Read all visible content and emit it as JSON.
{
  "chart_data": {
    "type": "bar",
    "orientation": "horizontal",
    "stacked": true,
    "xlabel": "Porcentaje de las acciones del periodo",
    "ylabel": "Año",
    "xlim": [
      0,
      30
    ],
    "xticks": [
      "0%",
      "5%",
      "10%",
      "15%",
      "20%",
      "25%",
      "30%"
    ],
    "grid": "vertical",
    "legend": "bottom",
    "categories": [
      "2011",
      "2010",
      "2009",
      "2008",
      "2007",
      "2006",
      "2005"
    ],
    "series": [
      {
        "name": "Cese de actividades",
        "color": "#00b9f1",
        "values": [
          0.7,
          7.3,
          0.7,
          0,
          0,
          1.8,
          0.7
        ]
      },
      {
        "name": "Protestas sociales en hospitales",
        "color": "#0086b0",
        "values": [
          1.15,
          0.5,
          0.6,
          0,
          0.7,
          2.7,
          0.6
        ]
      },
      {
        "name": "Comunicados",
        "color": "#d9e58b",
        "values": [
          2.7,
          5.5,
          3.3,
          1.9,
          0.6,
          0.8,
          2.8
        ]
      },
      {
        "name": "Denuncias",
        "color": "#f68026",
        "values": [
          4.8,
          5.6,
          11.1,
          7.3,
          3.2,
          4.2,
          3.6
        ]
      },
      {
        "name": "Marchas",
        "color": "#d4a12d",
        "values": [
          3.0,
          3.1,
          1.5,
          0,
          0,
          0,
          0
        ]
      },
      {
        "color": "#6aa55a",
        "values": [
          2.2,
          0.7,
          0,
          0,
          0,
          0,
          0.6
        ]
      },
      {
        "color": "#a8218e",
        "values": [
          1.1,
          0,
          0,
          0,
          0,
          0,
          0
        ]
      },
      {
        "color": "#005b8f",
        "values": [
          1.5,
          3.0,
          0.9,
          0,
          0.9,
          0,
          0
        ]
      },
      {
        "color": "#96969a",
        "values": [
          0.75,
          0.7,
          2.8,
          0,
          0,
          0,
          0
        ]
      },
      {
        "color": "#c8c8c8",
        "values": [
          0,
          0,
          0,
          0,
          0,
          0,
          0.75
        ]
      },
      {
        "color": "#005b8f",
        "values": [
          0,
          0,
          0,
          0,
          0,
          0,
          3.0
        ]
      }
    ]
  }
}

=======

■ **Exercise details**
Repeat the records above exactly as they appear.

■ **Written answer**
Read all visible content and emit it as JSON.
{
  "chart_data": {
    "type": "bar",
    "orientation": "horizontal",
    "stacked": true,
    "xlabel": "Porcentaje de las acciones del periodo",
    "ylabel": "Año",
    "xlim": [
      0,
      30
    ],
    "xticks": [
      "0%",
      "5%",
      "10%",
      "15%",
      "20%",
      "25%",
      "30%"
    ],
    "grid": "vertical",
    "legend": "bottom",
    "categories": [
      "2011",
      "2010",
      "2009",
      "2008",
      "2007",
      "2006",
      "2005"
    ],
    "series": [
      {
        "name": "Cese de actividades",
        "color": "#00b9f1",
        "values": [
          0.7,
          7.3,
          0.7,
          0,
          0,
          1.8,
          0.7
        ]
      },
      {
        "name": "Protestas sociales en hospitales",
        "color": "#0086b0",
        "values": [
          1.15,
          0.5,
          0.6,
          0,
          0.7,
          2.7,
          0.6
        ]
      },
      {
        "name": "Comunicados",
        "color": "#d9e58b",
        "values": [
          2.7,
          5.5,
          3.3,
          1.9,
          0.6,
          0.8,
          2.8
        ]
      },
      {
        "name": "Denuncias",
        "color": "#f68026",
        "values": [
          4.8,
          5.6,
          11.1,
          7.3,
          3.2,
          4.2,
          3.6
        ]
      },
      {
        "name": "Marchas",
        "color": "#d4a12d",
        "values": [
          3.0,
          3.1,
          1.5,
          0,
          0,
          0,
          0
        ]
      },
      {
        "color": "#6aa55a",
        "values": [
          2.2,
          0.7,
          0,
          0,
          0,
          0,
          0.6
        ]
      },
      {
        "color": "#a8218e",
        "values": [
          1.1,
          0,
          0,
          0,
          0,
          0,
          0
        ]
      },
      {
        "color": "#005b8f",
        "values": [
          1.5,
          3.0,
          0.9,
          0,
          0.9,
          0,
          0
        ]
      },
      {
        "color": "#96969a",
        "values": [
          0.75,
          0.7,
          2.8,
          0,
          0,
          0,
          0
        ]
      },
      {
        "color": "#c8c8c8",
        "values": [
          0,
          0,
          0,
          0,
          0,
          0,
          0.75
        ]
      },
      {
        "color": "#005b8f",
        "values": [
          0,
          0,
          0,
          0,
          0,
          0,
          3.0
        ]
      }
    ]
  }
}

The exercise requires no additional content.